§ **Selección**
· · · · ·
Excelencia y necesidad de la Oración

“En verdad, verdad os digo, que cuanto pidiereis al Padre en nombre, os lo concederá” (Jn., XVI, 23)

En el Evangelio que se lee en el quinto domingo después de Pascua, el Salvador nos da esta consoladora promesa para nosotros, pobres desterrados en la tierra. El bondadoso Maestro quiso con ella hacernos comprender la excelencia, la necesidad y la eficacia de la oración, a fin de excitarnos a orar incesantemente.

Pero, sin embargo, ¡ah, cuántos son los cristianos que no rezan, o rezan mal! Siendo éstos los principales motivos del porque muy pocos se santifican y se salvan.

Es por eso que le debemos pedir al Salvador como en su tiempo le pidieron sus discípulos: “Señor enseñanos a orar” (Lc., XI, 1).

Por lo mismo, trataremos en este día acerca de: 1.- La excelencia de la oración, 2.- Su necesidad y; 3.- De estas consideraciones se sacarán algunas consecuencias o conclusiones prácticas.

Naturaleza y excelencia de la oración.

1) La oración es una elevación de nuestra alma hacia Dios, para honrarle y pedirle las gracias y los auxilios que necesitamos. Es una conversación íntima de la criatura con su Creador, del hombre con Dios, de un hijo con su Padre infinitamente bueno y generoso. La oración es una escala misteriosa por la cual subimos hasta Dios. En otras palabras: Orar es presentarse a Dios, para rendirle nuestros homenajes y presentarles nuestras peticiones.

Todo esto supone que la oración se haga bien, y seriamente, y no que sea un vano murmullo de palabras. Porque si así la hacemos, seremos merecedores de que se nos dirija a nosotros la reprensión de Dios que hizo a su pueblo: “Este pueblo me honra con los labios, pero su corazón esta lejos de mí” (Mt., XV, 8).

2) La oración nos hace participar de la felicidad de los ángeles y de los santos del cielo; ellos, sin cesar, adoran y alaban a Dios, y están ante su trono para ofrecerle las súplicas de los fieles. Siendo esto precisamente lo que le dijo el Arcángel San Rafael a Tobías: “Cuando orabas con lágrimas, yo presentaba al Señor vuestras oraciones”(Tob., XII, 12). Y la Iglesia en los prefacios de las misas pide que junto con los: “Ángeles y Arcángeles, tronos y dominaciones cantar un himno de gloria”.

3) Hay dos clases de oración, la oración metal y la oración vocal.
· · · · ·
§ **Conjunto de tareas**
1 – Según la selección, ¿qué arcángel le dijo a Tobías que presentaba al Señor sus oraciones?
2 – Traduce al inglés esta oración de la selección: "La oración es una escala misteriosa por la cual subimos hasta Dios."
3 – Por favor, reproduce tal cual el fragmento de la selección que va de "Es por eso que" a "presentarles nuestras peticiones.".

§ **Datos proporcionados**
· · · · ·
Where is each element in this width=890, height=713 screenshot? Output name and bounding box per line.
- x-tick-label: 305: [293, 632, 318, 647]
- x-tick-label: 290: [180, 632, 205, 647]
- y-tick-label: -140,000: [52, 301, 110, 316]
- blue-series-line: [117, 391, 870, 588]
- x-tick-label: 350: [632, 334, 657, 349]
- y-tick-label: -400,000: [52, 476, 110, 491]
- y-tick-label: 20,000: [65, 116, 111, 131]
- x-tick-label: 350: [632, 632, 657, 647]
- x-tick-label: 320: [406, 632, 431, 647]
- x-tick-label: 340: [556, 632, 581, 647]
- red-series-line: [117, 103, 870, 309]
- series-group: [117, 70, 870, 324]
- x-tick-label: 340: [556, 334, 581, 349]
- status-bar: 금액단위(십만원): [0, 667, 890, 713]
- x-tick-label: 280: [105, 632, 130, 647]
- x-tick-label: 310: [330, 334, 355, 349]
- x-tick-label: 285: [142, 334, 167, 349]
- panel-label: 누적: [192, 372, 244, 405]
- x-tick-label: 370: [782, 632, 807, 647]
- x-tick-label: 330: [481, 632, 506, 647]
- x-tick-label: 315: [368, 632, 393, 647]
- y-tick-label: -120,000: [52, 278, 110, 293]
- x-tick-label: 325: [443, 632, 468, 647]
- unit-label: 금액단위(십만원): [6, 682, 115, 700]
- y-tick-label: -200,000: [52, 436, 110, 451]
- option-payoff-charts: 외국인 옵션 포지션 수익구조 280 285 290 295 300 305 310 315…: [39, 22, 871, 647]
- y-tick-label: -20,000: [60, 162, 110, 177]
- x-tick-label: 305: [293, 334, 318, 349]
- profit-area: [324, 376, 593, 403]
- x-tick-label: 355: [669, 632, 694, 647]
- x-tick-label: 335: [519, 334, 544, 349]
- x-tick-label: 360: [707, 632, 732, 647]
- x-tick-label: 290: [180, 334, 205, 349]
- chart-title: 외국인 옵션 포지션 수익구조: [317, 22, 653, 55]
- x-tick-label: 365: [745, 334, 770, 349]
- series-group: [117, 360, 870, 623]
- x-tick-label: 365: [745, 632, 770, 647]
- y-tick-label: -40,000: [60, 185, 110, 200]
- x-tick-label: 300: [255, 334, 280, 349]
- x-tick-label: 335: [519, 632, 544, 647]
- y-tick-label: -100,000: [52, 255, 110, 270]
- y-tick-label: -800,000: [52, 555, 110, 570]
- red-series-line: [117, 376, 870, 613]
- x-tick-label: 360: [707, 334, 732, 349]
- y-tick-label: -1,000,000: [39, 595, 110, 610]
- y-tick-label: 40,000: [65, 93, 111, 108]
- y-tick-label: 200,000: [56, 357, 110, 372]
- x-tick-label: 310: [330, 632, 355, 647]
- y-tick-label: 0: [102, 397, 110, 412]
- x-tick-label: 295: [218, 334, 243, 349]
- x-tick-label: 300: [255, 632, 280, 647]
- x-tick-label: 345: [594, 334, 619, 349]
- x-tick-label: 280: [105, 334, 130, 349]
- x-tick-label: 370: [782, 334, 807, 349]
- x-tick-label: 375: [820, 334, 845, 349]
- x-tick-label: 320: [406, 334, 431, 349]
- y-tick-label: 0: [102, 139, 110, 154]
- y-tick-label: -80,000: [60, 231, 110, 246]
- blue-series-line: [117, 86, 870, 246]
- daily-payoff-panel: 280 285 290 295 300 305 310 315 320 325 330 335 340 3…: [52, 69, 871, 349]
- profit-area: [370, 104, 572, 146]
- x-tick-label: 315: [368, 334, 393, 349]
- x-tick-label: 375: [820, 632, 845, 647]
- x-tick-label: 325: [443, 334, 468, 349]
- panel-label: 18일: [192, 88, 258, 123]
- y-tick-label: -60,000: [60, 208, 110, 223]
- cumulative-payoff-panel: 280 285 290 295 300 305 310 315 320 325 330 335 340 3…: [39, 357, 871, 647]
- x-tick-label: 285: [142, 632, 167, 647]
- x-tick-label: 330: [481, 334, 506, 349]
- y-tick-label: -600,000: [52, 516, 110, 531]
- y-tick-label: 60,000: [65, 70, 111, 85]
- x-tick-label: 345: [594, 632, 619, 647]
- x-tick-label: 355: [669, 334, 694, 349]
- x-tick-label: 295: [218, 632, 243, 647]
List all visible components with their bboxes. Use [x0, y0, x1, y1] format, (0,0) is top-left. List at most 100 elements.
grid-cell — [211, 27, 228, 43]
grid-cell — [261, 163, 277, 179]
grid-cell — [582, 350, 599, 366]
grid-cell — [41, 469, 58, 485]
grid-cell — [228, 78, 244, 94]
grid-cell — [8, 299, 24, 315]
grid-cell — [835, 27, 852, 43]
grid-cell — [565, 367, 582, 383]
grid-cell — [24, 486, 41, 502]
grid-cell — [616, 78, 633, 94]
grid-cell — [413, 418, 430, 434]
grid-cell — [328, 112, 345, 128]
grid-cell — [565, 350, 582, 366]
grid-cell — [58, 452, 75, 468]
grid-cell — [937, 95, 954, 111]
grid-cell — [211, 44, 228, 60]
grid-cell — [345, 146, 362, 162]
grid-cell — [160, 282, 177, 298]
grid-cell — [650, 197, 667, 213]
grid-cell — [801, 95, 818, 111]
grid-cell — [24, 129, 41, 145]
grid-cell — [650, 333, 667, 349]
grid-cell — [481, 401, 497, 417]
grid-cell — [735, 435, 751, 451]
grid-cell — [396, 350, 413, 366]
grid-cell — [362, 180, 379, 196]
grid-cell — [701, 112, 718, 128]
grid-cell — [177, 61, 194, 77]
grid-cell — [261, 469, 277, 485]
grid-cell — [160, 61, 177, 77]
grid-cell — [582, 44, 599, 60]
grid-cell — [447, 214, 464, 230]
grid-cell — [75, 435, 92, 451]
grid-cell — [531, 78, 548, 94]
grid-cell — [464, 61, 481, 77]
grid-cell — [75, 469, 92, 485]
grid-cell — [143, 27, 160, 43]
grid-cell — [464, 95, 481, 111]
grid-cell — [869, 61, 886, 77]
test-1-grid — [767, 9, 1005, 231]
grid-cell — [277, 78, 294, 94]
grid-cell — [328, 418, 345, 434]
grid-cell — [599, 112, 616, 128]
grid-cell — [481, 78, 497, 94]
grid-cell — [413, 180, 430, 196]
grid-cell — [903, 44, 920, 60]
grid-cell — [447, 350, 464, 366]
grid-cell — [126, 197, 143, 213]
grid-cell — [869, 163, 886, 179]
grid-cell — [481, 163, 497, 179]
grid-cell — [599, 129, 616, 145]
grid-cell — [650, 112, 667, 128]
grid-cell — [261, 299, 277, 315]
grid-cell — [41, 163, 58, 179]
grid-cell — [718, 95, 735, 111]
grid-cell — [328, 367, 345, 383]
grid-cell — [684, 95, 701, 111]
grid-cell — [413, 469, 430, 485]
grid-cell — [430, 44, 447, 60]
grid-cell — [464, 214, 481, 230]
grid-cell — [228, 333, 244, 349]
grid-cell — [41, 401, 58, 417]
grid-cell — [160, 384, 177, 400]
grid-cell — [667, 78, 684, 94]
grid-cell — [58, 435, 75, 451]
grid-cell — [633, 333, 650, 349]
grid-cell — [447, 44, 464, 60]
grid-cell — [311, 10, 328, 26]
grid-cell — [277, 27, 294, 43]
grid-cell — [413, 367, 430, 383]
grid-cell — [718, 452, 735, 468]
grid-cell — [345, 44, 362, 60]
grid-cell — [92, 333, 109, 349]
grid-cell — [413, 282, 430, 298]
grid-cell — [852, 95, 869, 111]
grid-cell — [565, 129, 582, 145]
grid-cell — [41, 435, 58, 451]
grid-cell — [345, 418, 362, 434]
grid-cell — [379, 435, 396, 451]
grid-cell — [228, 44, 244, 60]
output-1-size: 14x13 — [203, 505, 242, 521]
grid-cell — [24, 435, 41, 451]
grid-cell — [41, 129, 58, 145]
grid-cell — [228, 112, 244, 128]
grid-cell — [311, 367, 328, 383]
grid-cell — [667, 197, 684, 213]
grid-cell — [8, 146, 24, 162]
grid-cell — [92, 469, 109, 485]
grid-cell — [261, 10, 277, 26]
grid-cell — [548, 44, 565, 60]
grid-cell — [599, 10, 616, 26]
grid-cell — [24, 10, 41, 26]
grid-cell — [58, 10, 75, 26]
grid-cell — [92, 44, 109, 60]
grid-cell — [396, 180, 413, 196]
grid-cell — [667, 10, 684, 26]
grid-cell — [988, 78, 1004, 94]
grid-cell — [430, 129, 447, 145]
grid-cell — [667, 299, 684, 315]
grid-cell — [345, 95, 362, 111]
· · · · ·
§ **Lista de respuestas**
1 – San Rafael.

2 – Prayer is a mysterious ladder by which we climb up to God.

3 –
Es por eso que le debemos pedir al Salvador como en su tiempo le pidieron sus discípulos: “Señor enseñanos a orar” (Lc., XI, 1).

Por lo mismo, trataremos en este día acerca de: 1.- La excelencia de la oración, 2.- Su necesidad y; 3.- De estas consideraciones se sacarán algunas consecuencias o conclusiones prácticas.

Naturaleza y excelencia de la oración.

1) La oración es una elevación de nuestra alma hacia Dios, para honrarle y pedirle las gracias y los auxilios que necesitamos. Es una conversación íntima de la criatura con su Creador, del hombre con Dios, de un hijo con su Padre infinitamente bueno y generoso. La oración es una escala misteriosa por la cual subimos hasta Dios. En otras palabras: Orar es presentarse a Dios, para rendirle nuestros homenajes y presentarles nuestras peticiones.